#### GOAL OF THE EXERCISE
Please give back only the lines from the one with "- arrow: s=-2⟶: [361, 73, 385, 103]" up to and including the one with "- equation-line: ⇒", swapping "color-swatch" for "color-chip" and leaving everything else unchanged.

#### DATA FOR THIS EXERCISE
_ _ _ _

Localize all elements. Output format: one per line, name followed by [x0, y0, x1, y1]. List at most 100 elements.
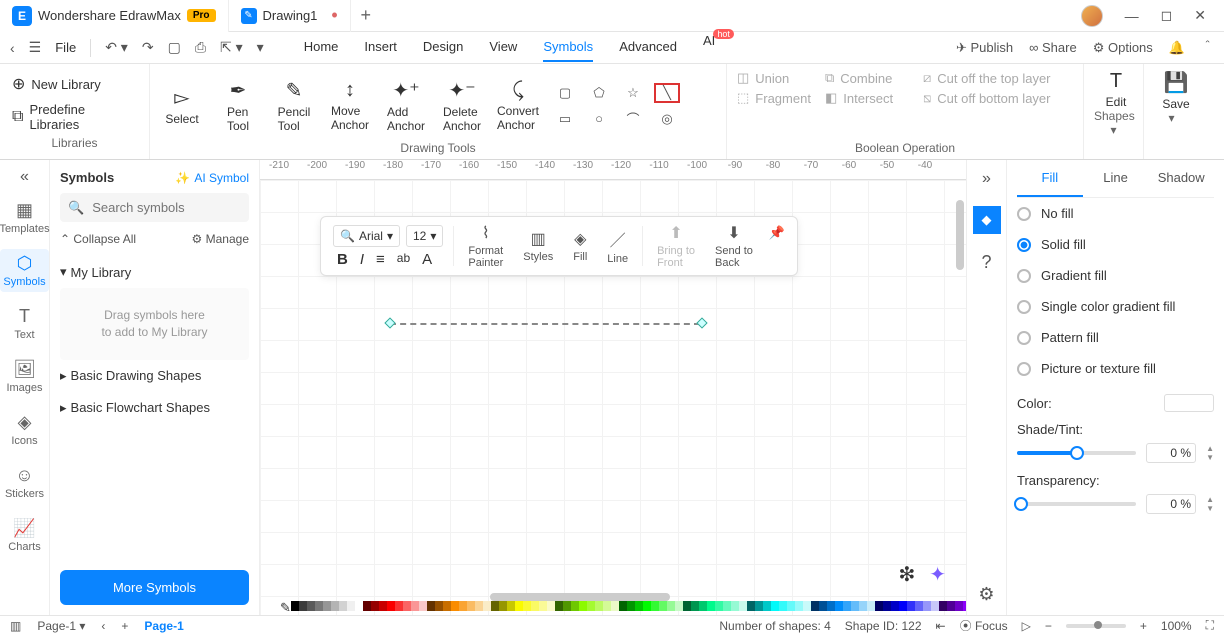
palette-swatch[interactable]	[915, 601, 923, 611]
palette-swatch[interactable]	[395, 601, 403, 611]
palette-swatch[interactable]	[363, 601, 371, 611]
text-case-button[interactable]: ab	[397, 251, 410, 268]
gradient-fill-option[interactable]: Gradient fill	[1017, 260, 1214, 291]
palette-swatch[interactable]	[411, 601, 419, 611]
shade-slider[interactable]	[1017, 451, 1136, 455]
fit-page-icon[interactable]: ⛶	[1206, 618, 1214, 633]
my-library-section[interactable]: ▾ My Library	[60, 256, 249, 288]
zoom-in-button[interactable]: +	[1140, 619, 1147, 633]
font-color-button[interactable]: A	[422, 251, 432, 268]
file-menu[interactable]: File	[55, 40, 76, 55]
font-select[interactable]: 🔍 Arial ▾	[333, 225, 400, 247]
delete-anchor-tool[interactable]: ✦⁻Delete Anchor	[440, 78, 484, 133]
palette-swatch[interactable]	[803, 601, 811, 611]
bring-to-front-button[interactable]: ⬆Bring to Front	[647, 223, 705, 269]
palette-swatch[interactable]	[419, 601, 427, 611]
zoom-out-button[interactable]: −	[1045, 619, 1052, 633]
palette-swatch[interactable]	[715, 601, 723, 611]
page-tab[interactable]: Page-1	[144, 619, 183, 633]
pattern-fill-option[interactable]: Pattern fill	[1017, 322, 1214, 353]
export-icon[interactable]: ⇱ ▾	[220, 39, 243, 56]
rail-images[interactable]: 🖼Images	[0, 355, 49, 398]
palette-swatch[interactable]	[627, 601, 635, 611]
italic-button[interactable]: I	[360, 251, 364, 268]
palette-swatch[interactable]	[571, 601, 579, 611]
menu-view[interactable]: View	[489, 33, 517, 62]
shade-value[interactable]: 0 %	[1146, 443, 1196, 463]
palette-swatch[interactable]	[795, 601, 803, 611]
palette-swatch[interactable]	[603, 601, 611, 611]
palette-swatch[interactable]	[427, 601, 435, 611]
palette-swatch[interactable]	[347, 601, 355, 611]
palette-swatch[interactable]	[875, 601, 883, 611]
notification-icon[interactable]: 🔔	[1169, 40, 1185, 56]
sparkle-button[interactable]: ❇	[898, 562, 915, 587]
page-select[interactable]: Page-1 ▾	[37, 619, 85, 633]
document-tab[interactable]: ✎ Drawing1 •	[229, 0, 351, 32]
app-tab[interactable]: E Wondershare EdrawMax Pro	[0, 0, 229, 32]
bold-button[interactable]: B	[337, 251, 348, 268]
font-size-select[interactable]: 12 ▾	[406, 225, 443, 247]
collapse-ribbon-button[interactable]: ＾	[1201, 38, 1214, 57]
palette-swatch[interactable]	[475, 601, 483, 611]
shade-down[interactable]: ▼	[1206, 453, 1214, 462]
format-painter-button[interactable]: ⌇Format Painter	[458, 223, 513, 269]
collapse-rail-button[interactable]: «	[20, 168, 29, 186]
transparency-value[interactable]: 0 %	[1146, 494, 1196, 514]
trans-down[interactable]: ▼	[1206, 504, 1214, 513]
symbols-drop-zone[interactable]: Drag symbols hereto add to My Library	[60, 288, 249, 360]
palette-swatch[interactable]	[747, 601, 755, 611]
palette-swatch[interactable]	[291, 601, 299, 611]
palette-swatch[interactable]	[867, 601, 875, 611]
new-library-button[interactable]: ⊕New Library	[10, 70, 139, 98]
rail-icons[interactable]: ◈Icons	[0, 408, 49, 451]
palette-swatch[interactable]	[523, 601, 531, 611]
ai-star-button[interactable]: ✦	[929, 562, 946, 587]
palette-swatch[interactable]	[763, 601, 771, 611]
minimize-button[interactable]: —	[1125, 8, 1139, 24]
fill-tool-icon[interactable]: ◆	[973, 206, 1001, 234]
edit-shapes-button[interactable]: TEdit	[1094, 70, 1138, 109]
palette-swatch[interactable]	[539, 601, 547, 611]
maximize-button[interactable]: ◻	[1161, 7, 1173, 24]
palette-swatch[interactable]	[459, 601, 467, 611]
menu-advanced[interactable]: Advanced	[619, 33, 677, 62]
menu-home[interactable]: Home	[304, 33, 339, 62]
palette-swatch[interactable]	[883, 601, 891, 611]
combine-button[interactable]: ⧉ Combine	[825, 70, 915, 86]
palette-swatch[interactable]	[675, 601, 683, 611]
basic-flowchart-section[interactable]: ▸ Basic Flowchart Shapes	[60, 392, 249, 424]
palette-swatch[interactable]	[739, 601, 747, 611]
rail-symbols[interactable]: ⬡Symbols	[0, 249, 49, 292]
union-button[interactable]: ◫ Union	[737, 70, 817, 86]
palette-swatch[interactable]	[955, 601, 963, 611]
palette-swatch[interactable]	[555, 601, 563, 611]
palette-swatch[interactable]	[387, 601, 395, 611]
palette-swatch[interactable]	[843, 601, 851, 611]
palette-swatch[interactable]	[611, 601, 619, 611]
symbols-search[interactable]: 🔍	[60, 193, 249, 222]
print-icon[interactable]: ⎙	[195, 39, 206, 56]
palette-swatch[interactable]	[563, 601, 571, 611]
zoom-value[interactable]: 100%	[1161, 619, 1192, 633]
palette-swatch[interactable]	[507, 601, 515, 611]
palette-swatch[interactable]	[547, 601, 555, 611]
selected-line-shape[interactable]	[390, 323, 700, 325]
palette-swatch[interactable]	[299, 601, 307, 611]
more-qat-icon[interactable]: ▾	[257, 39, 264, 56]
horizontal-scrollbar[interactable]	[490, 593, 670, 601]
palette-swatch[interactable]	[891, 601, 899, 611]
palette-swatch[interactable]	[723, 601, 731, 611]
menu-design[interactable]: Design	[423, 33, 463, 62]
rounded-rect-shape[interactable]: ▭	[552, 109, 578, 129]
palette-swatch[interactable]	[811, 601, 819, 611]
manage-button[interactable]: ⚙ Manage	[192, 232, 249, 246]
palette-swatch[interactable]	[355, 601, 363, 611]
palette-swatch[interactable]	[923, 601, 931, 611]
palette-swatch[interactable]	[859, 601, 867, 611]
palette-swatch[interactable]	[339, 601, 347, 611]
tab-line[interactable]: Line	[1083, 160, 1149, 197]
palette-swatch[interactable]	[403, 601, 411, 611]
palette-swatch[interactable]	[467, 601, 475, 611]
expand-right-button[interactable]: »	[982, 170, 991, 188]
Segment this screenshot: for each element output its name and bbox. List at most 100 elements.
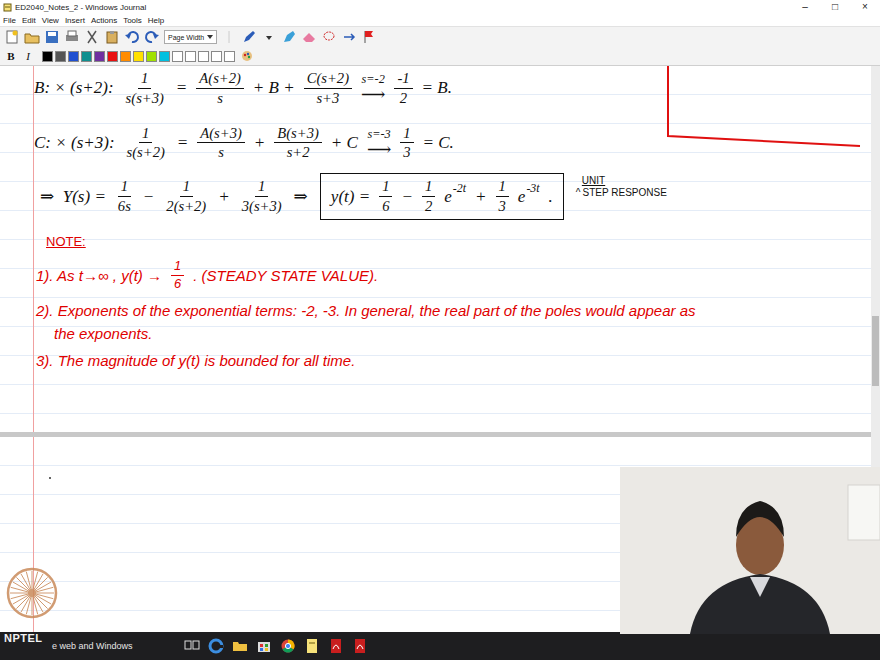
- arrow: s=-2⟶: [361, 73, 385, 103]
- text-run: + B +: [253, 78, 295, 98]
- document-area: B: × (s+2):1s(s+3)=A(s+2)s+ B +C(s+2)s+3…: [0, 66, 880, 632]
- color-swatch[interactable]: [185, 51, 196, 62]
- denominator: 3: [400, 143, 413, 161]
- color-swatch[interactable]: [81, 51, 92, 62]
- save-icon: [44, 29, 60, 45]
- numerator: 1: [138, 70, 151, 89]
- nptel-text: NPTEL: [4, 632, 43, 644]
- window-control[interactable]: ×: [850, 0, 880, 14]
- numerator: 1: [400, 125, 413, 144]
- bold-button[interactable]: B: [4, 50, 18, 62]
- color-swatch[interactable]: [94, 51, 105, 62]
- text-run: +: [475, 187, 486, 207]
- power-base: e: [518, 187, 526, 207]
- arrow-glyph: ⟶: [367, 141, 391, 158]
- numerator: A(s+2): [196, 70, 244, 89]
- text-run: −: [143, 187, 154, 207]
- color-swatch[interactable]: [55, 51, 66, 62]
- equation-line: ⇒ Y(s) =16s−12(s+2)+13(s+3)⇒y(t) =16−12e…: [40, 173, 871, 220]
- dropdown-icon: [261, 29, 277, 45]
- denominator: 6s: [115, 197, 134, 215]
- eraser-icon: [301, 29, 317, 45]
- fraction: A(s+2)s: [196, 70, 244, 107]
- numerator: 1: [180, 178, 193, 197]
- arrow-label: s=-2: [362, 73, 385, 85]
- fraction: 13(s+3): [239, 178, 285, 215]
- lasso-icon: [321, 29, 337, 45]
- insert-space-icon: [341, 29, 357, 45]
- nptel-wheel-icon: [5, 566, 59, 620]
- menu-item[interactable]: Tools: [123, 16, 142, 25]
- menu-item[interactable]: File: [3, 16, 16, 25]
- color-swatch[interactable]: [42, 51, 53, 62]
- color-swatch[interactable]: [211, 51, 222, 62]
- graph-axes: [664, 66, 864, 150]
- zoom-dropdown[interactable]: Page Width: [164, 30, 217, 44]
- text-run: = C.: [423, 133, 454, 153]
- italic-button[interactable]: I: [21, 50, 35, 62]
- taskbar-button[interactable]: [300, 636, 324, 656]
- numerator: A(s+3): [197, 125, 245, 144]
- scroll-thumb[interactable]: [872, 316, 879, 386]
- note-item: 2). Exponents of the exponential terms: …: [36, 302, 871, 342]
- numerator: 1: [422, 178, 435, 197]
- fraction: A(s+3)s: [197, 125, 245, 162]
- numerator: B(s+3): [274, 125, 322, 144]
- taskbar-button[interactable]: [252, 636, 276, 656]
- text-run: =: [177, 133, 188, 153]
- chrome-icon: [278, 636, 298, 656]
- color-swatch[interactable]: [198, 51, 209, 62]
- denominator: s: [214, 89, 226, 107]
- color-swatch[interactable]: [107, 51, 118, 62]
- fraction: -12: [394, 70, 412, 107]
- menu-item[interactable]: Edit: [22, 16, 36, 25]
- numerator: -1: [394, 70, 412, 89]
- taskbar-button[interactable]: [348, 636, 372, 656]
- text-run: B: × (s+2):: [34, 78, 114, 98]
- color-swatch[interactable]: [224, 51, 235, 62]
- task-view-icon: [182, 636, 202, 656]
- text-run: C: × (s+3):: [34, 133, 115, 153]
- dropdown-arrow-icon: [207, 35, 213, 39]
- text-run: +: [254, 133, 265, 153]
- video-feed: [620, 467, 880, 634]
- power: e-2t: [444, 187, 466, 207]
- edge-icon: [206, 636, 226, 656]
- fraction: 12: [422, 178, 435, 215]
- window-control[interactable]: –: [790, 0, 820, 14]
- text-run: . (STEADY STATE VALUE).: [193, 267, 378, 284]
- text-run: ⇒: [294, 186, 308, 207]
- fraction: B(s+3)s+2: [274, 125, 322, 162]
- taskbar-button[interactable]: [324, 636, 348, 656]
- text-run: 1). As t→∞ , y(t) →: [36, 267, 162, 284]
- menu-item[interactable]: Insert: [65, 16, 85, 25]
- taskbar-button[interactable]: [180, 636, 204, 656]
- fraction: C(s+2)s+3: [304, 70, 352, 107]
- search-box[interactable]: e web and Windows: [52, 641, 180, 651]
- journal-page: B: × (s+2):1s(s+3)=A(s+2)s+ B +C(s+2)s+3…: [0, 66, 871, 432]
- menu-item[interactable]: Actions: [91, 16, 117, 25]
- palette-icon: [240, 49, 254, 63]
- window-control[interactable]: □: [820, 0, 850, 14]
- color-swatch[interactable]: [133, 51, 144, 62]
- taskbar-button[interactable]: [228, 636, 252, 656]
- color-swatch[interactable]: [68, 51, 79, 62]
- arrow-label: s=-3: [367, 128, 390, 140]
- menu-item[interactable]: Help: [148, 16, 164, 25]
- redo-icon: [144, 29, 160, 45]
- color-swatches: [42, 51, 235, 62]
- text-run: 3). The magnitude of y(t) is bounded for…: [36, 352, 355, 369]
- taskbar-button[interactable]: [276, 636, 300, 656]
- flag-icon: [361, 29, 377, 45]
- color-swatch[interactable]: [159, 51, 170, 62]
- pdf-icon: [350, 636, 370, 656]
- color-swatch[interactable]: [146, 51, 157, 62]
- text-run: the exponents.: [54, 325, 152, 342]
- denominator: 2: [397, 89, 410, 107]
- color-swatch[interactable]: [120, 51, 131, 62]
- menu-item[interactable]: View: [42, 16, 59, 25]
- color-swatch[interactable]: [172, 51, 183, 62]
- denominator: 2(s+2): [163, 197, 209, 215]
- separator-icon: [221, 29, 237, 45]
- taskbar-button[interactable]: [204, 636, 228, 656]
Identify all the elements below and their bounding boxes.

_ _ _ _

#### EXERCISE ANSWER
- arrow: s=-2⟶: [361, 73, 385, 103]
- text-run: + B +: [253, 78, 295, 98]
- document-area: B: × (s+2):1s(s+3)=A(s+2)s+ B +C(s+2)s+3…: [0, 66, 880, 632]
- color-chip[interactable]: [185, 51, 196, 62]
- denominator: 3: [400, 143, 413, 161]
- color-chip[interactable]: [81, 51, 92, 62]
- save-icon: [44, 29, 60, 45]
- numerator: 1: [138, 70, 151, 89]
- nptel-text: NPTEL: [4, 632, 43, 644]
- window-control[interactable]: ×: [850, 0, 880, 14]
- numerator: 1: [400, 125, 413, 144]
- bold-button[interactable]: B: [4, 50, 18, 62]
- color-chip[interactable]: [94, 51, 105, 62]
- text-run: +: [475, 187, 486, 207]
- power-base: e: [518, 187, 526, 207]
- arrow-glyph: ⟶: [367, 141, 391, 158]
- numerator: A(s+2): [196, 70, 244, 89]
- text-run: −: [143, 187, 154, 207]
- color-chip[interactable]: [55, 51, 66, 62]
- equation-line: ⇒ Y(s) =16s−12(s+2)+13(s+3)⇒y(t) =16−12e…: [40, 173, 871, 220]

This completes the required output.